Work instructions
Copy every line of the records below where the word "Monthly" occurs.

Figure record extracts
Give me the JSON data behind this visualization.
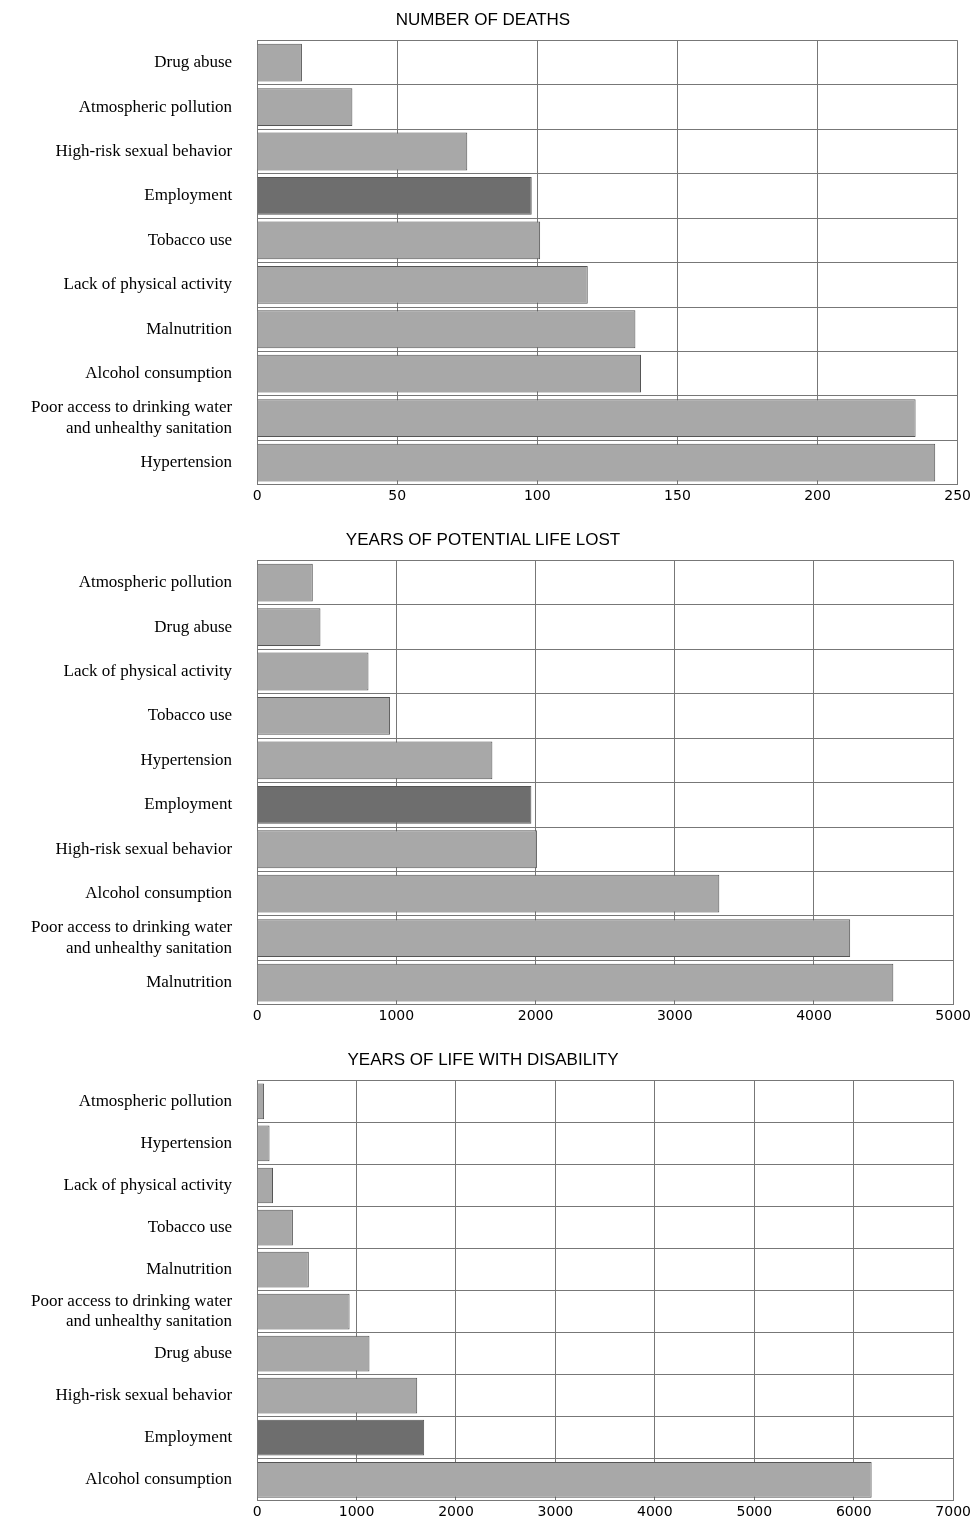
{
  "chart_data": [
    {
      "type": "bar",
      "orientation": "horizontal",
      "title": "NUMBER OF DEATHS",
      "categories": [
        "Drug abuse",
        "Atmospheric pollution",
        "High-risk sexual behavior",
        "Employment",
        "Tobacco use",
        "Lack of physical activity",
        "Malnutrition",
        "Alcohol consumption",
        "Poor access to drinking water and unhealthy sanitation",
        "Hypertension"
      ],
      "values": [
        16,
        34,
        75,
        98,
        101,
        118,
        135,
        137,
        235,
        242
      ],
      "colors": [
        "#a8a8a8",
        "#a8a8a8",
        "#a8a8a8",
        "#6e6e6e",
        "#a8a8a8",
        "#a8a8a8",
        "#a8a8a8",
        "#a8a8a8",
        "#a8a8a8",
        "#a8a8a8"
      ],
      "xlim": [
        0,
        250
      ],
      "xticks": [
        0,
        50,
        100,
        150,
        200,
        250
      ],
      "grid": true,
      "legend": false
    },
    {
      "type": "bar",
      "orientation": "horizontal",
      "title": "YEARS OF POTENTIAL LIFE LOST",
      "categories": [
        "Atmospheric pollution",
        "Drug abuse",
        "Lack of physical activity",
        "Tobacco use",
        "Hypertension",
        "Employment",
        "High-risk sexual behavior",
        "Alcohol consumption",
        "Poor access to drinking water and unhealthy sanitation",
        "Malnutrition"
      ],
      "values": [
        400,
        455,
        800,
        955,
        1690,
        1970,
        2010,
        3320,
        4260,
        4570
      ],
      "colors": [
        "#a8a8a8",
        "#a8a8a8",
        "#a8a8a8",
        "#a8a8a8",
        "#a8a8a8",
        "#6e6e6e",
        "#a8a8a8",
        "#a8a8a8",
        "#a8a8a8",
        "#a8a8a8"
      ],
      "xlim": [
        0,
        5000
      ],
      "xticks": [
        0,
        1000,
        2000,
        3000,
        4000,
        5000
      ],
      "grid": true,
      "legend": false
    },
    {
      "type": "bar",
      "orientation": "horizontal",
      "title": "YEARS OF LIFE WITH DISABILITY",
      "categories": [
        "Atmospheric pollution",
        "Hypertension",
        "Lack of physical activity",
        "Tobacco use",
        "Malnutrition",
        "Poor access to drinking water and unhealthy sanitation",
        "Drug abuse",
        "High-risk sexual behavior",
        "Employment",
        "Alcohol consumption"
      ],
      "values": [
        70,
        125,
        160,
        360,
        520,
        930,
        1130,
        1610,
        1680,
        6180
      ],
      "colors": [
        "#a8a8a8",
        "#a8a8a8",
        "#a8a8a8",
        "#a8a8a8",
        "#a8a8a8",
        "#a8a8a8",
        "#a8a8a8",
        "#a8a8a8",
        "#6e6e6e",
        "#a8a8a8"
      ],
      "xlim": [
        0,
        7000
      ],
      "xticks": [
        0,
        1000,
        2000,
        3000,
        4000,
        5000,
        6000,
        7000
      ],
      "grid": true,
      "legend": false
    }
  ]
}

* * *

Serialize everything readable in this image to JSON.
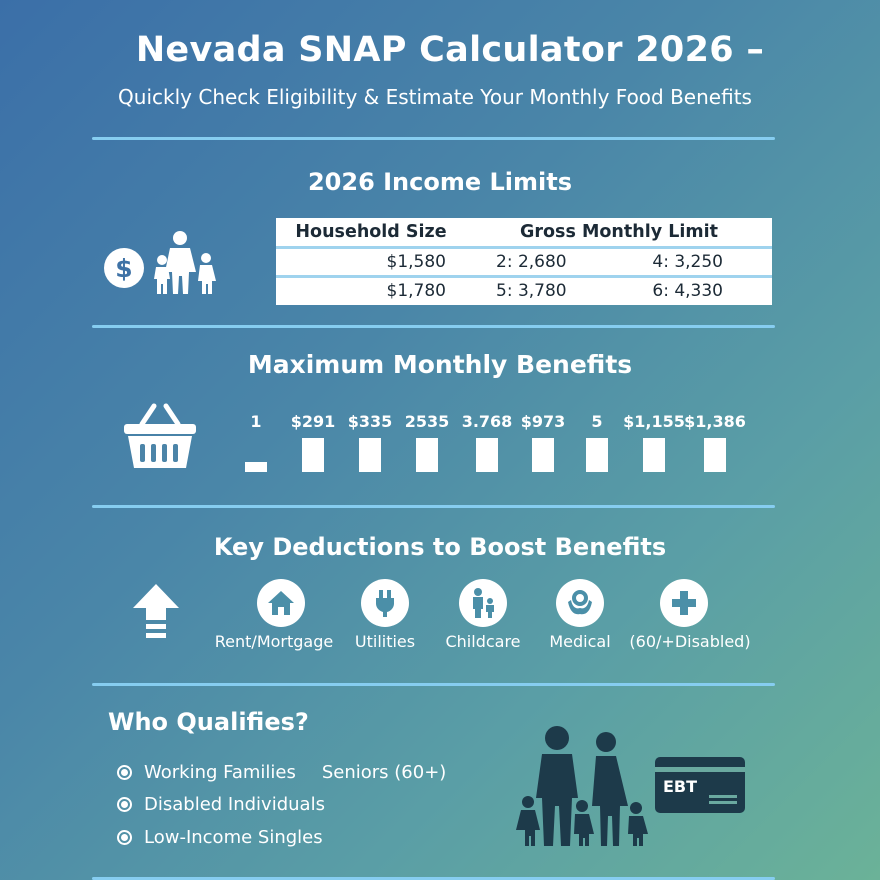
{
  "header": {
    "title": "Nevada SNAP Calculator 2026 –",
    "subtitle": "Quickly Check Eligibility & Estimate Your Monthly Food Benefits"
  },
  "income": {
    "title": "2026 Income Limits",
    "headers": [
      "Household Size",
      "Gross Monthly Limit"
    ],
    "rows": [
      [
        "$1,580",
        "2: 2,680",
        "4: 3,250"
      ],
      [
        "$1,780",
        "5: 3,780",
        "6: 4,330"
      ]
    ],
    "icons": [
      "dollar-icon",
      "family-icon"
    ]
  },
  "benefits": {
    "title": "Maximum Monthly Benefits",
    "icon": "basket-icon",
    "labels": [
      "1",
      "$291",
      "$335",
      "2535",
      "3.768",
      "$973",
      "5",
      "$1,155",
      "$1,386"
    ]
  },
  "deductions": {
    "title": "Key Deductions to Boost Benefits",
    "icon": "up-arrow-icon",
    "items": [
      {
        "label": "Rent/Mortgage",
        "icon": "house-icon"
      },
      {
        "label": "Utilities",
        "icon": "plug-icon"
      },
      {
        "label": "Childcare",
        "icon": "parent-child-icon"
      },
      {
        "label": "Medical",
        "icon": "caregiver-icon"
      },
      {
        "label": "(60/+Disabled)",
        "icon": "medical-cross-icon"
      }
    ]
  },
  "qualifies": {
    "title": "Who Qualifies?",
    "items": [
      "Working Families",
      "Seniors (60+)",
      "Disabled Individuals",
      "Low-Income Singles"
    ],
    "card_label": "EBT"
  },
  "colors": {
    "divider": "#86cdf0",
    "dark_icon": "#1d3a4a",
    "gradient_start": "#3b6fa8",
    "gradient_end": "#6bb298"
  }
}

Task solution
    "subtitle": "Quickly Check Eligibility & Estimate Your Monthly Food Benefits"
      "Gross Monthly Limit"
    "title": "Maximum Monthly Benefits",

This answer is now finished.